Sorry to send this message once more - I already sent it yesterday but it
didn't seem to have been posted to alt.photo...
> The gum process requires that the gum that's not exposed, that's still
> soluble, must be free to leave. I'm sure you must know this, so I take
> it you're saying that this close chemical bond between the silane, the
> glass, and (theoretically) the gum would be loose enough to allow the
> soluble gum to be released while at the same time it would hold the
> crosslinked gum tight to the glass?
Just a guess but I assume the situation of a silane/gum coated glass will
not greatly differ from that of a gum coated paper.
Maybe we ought to consider a photo layer (say, a "normal" silver halide
layer, dichromated gum, photopolymer etc.) as a three-dimensional
structure -
even if it's a few um thick only. Its surface is likely to behave
differently from those parts closest to the substrate.
If that particular silane ( 3-aminopropyltriethoxysilane) really behaved the
way I believe, the only relevant region would be where gelatin/gum gets in
contact with the glass. I assume this to take place on a "sub"-nano level
AND NOT throughout the whole layer thickness.
But as you already pointed out, unless someone tried... Well, at least with
gelatin it works.
Martin
----- Original Message -----
From: "Katharine Thayer" <kthayer@pacifier.com>
To: <alt-photo-process-l@sask.usask.ca>
Sent: Friday, February 18, 2005 7:20 AM
Subject: Re: Adhesion
> MARTINM wrote:
> >
> > I'd guess the silane doesn't care whether the gum is crosslinked or not
and,
> > it won't have any effect on the crosslinking.
> > It simply adheres to both glass and gelatin (or gum, hopefully), making
a
> > close bond between the two.
>
> I think maybe we're talking past each other, Martin. Maybe we're saying
> the same thing but not understanding each other. Let me give another
> stab at what I'm trying to say, and see if we can get any closer.
>
> The gum process requires that the gum that's not exposed, that's still
> soluble, must be free to leave. I'm sure you must know this, so I take
> it you're saying that this close chemical bond between the silane, the
> glass, and (theoretically) the gum would be loose enough to allow the
> soluble gum to be released while at the same time it would hold the
> crosslinked gum tight to the glass?
>
> There's only one way to determine whether silane works for gum, of
> course, but since there are about 27 different silanes and I don't know
> which would be a good one for gum (although I concur with you in
> wondering whether the ones that work best with gelatin would work well
> with gum, since the groups available for bonding are different in the
> two cases) and since I'm dealing with only two things right now: (1)
> pain and (2) these two group shows coming up, this will have to be
> tabled for later, unless some gum printer other than myself is willing
> to take it on as a project. Since I do know how to adhere a gum image to
> glass using the principle of tooth, I will continue on that path for the
> time being.
>
> In my opinion the quality of getting dissolved
> > by water has nothing to do with adhesion. That mainly depends on the
degree
> > of crosslinking.

[Stated problem 1]: Swap "glass" for "ceramic" in the part of the adhesion message starting with "Sorry to send" and going on through "gum coated paper.", and write out that part with the change.
The records that come next have no connection to the message about adhesion.

[Data for the task]:
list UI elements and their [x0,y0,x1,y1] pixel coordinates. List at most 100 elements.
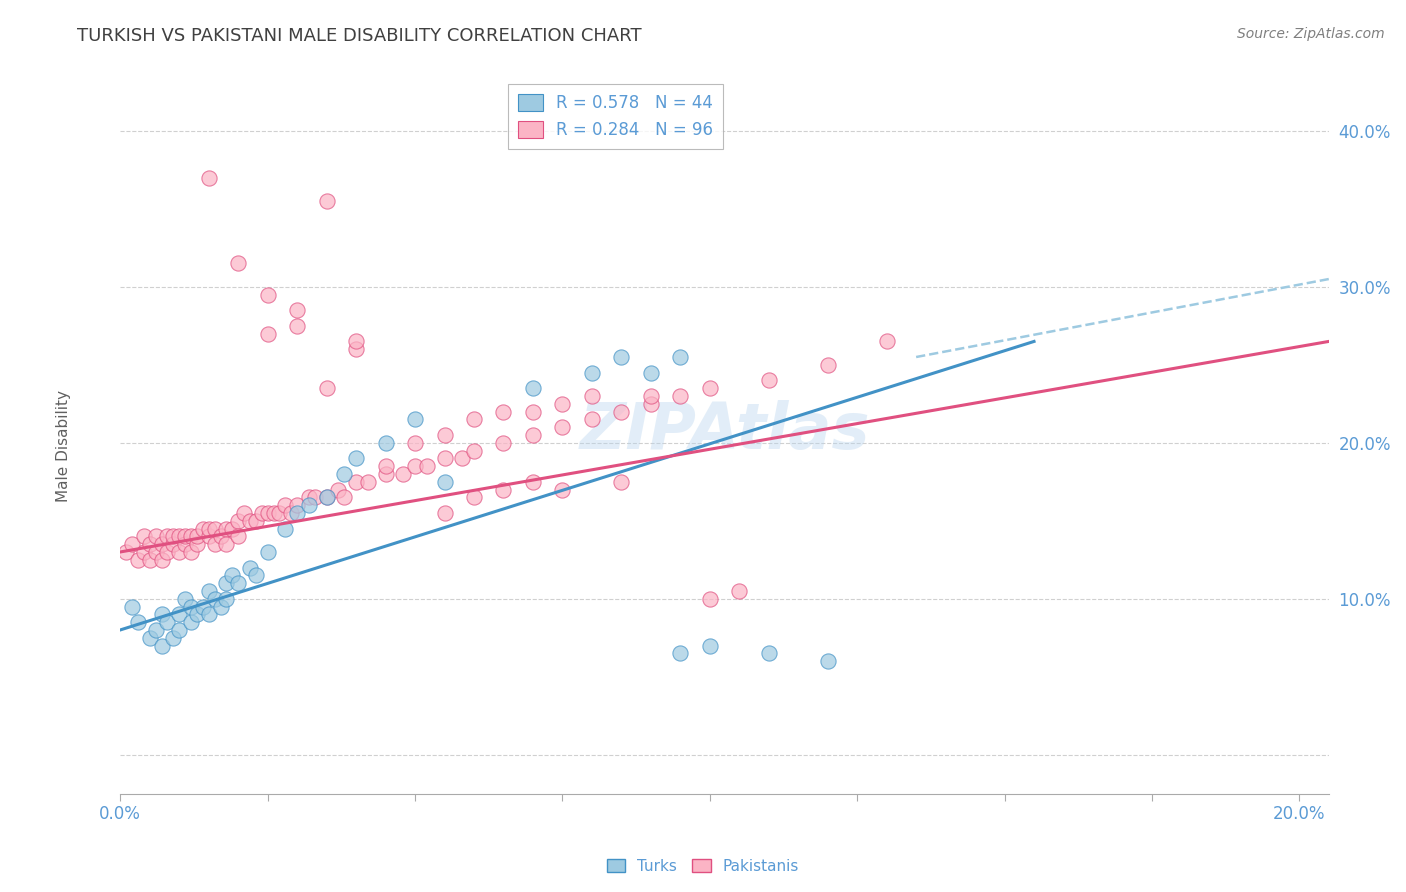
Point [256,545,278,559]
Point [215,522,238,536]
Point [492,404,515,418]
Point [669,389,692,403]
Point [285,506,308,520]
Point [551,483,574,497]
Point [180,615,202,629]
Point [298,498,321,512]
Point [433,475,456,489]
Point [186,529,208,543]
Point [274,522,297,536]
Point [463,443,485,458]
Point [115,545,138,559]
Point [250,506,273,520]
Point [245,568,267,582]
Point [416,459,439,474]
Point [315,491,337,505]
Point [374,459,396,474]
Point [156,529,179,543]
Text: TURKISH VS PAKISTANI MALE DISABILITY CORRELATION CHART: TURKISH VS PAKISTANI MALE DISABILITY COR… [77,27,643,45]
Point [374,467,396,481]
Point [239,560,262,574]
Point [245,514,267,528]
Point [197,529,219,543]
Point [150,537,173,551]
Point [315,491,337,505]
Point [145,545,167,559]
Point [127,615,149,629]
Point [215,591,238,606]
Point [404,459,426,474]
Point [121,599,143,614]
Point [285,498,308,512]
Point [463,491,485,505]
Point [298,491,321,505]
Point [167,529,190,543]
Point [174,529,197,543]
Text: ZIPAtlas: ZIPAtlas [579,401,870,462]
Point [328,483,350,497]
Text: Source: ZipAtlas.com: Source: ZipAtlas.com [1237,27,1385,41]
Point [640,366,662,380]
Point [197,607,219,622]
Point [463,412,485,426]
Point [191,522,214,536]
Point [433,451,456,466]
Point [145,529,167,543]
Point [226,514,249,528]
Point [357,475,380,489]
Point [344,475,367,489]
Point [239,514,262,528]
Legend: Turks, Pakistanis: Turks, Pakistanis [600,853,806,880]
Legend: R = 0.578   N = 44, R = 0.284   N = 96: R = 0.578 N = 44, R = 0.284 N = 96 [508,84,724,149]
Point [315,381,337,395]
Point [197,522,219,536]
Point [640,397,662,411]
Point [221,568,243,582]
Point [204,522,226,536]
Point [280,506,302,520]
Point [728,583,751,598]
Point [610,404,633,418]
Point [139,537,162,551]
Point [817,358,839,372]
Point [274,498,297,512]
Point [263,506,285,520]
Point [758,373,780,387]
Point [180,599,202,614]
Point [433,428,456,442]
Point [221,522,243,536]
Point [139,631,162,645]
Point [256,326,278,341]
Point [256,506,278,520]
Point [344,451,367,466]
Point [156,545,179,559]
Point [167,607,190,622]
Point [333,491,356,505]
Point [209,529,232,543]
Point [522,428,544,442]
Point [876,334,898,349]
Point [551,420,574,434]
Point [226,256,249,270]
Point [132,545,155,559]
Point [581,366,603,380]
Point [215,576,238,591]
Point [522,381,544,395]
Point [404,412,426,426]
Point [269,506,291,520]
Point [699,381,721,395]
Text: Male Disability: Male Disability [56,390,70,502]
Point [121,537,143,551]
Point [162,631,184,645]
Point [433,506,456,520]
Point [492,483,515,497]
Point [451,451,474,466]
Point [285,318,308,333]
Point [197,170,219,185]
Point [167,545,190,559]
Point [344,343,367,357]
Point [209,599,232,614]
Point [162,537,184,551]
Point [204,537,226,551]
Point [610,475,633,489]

[Stated problem 2]: Duplicate the lines of the records starting with the line with "Point [256,545,278,559]" and going on through the line with "Point [215,591,238,606]", including both of those lines.

[Task solution 1]:
Sorry to send this message once more - I already sent it yesterday but it
didn't seem to have been posted to alt.photo...
> The gum process requires that the gum that's not exposed, that's still
> soluble, must be free to leave. I'm sure you must know this, so I take
> it you're saying that this close chemical bond between the silane, the
> ceramic, and (theoretically) the gum would be loose enough to allow the
> soluble gum to be released while at the same time it would hold the
> crosslinked gum tight to the ceramic?
Just a guess but I assume the situation of a silane/gum coated ceramic will
not greatly differ from that of a gum coated paper.

[Task solution 2]:
Point [256,545,278,559]
Point [215,522,238,536]
Point [492,404,515,418]
Point [669,389,692,403]
Point [285,506,308,520]
Point [551,483,574,497]
Point [180,615,202,629]
Point [298,498,321,512]
Point [433,475,456,489]
Point [186,529,208,543]
Point [274,522,297,536]
Point [463,443,485,458]
Point [115,545,138,559]
Point [250,506,273,520]
Point [245,568,267,582]
Point [416,459,439,474]
Point [315,491,337,505]
Point [374,459,396,474]
Point [156,529,179,543]
Text: TURKISH VS PAKISTANI MALE DISABILITY CORRELATION CHART: TURKISH VS PAKISTANI MALE DISABILITY COR… [77,27,643,45]
Point [374,467,396,481]
Point [239,560,262,574]
Point [245,514,267,528]
Point [197,529,219,543]
Point [150,537,173,551]
Point [315,491,337,505]
Point [145,545,167,559]
Point [127,615,149,629]
Point [215,591,238,606]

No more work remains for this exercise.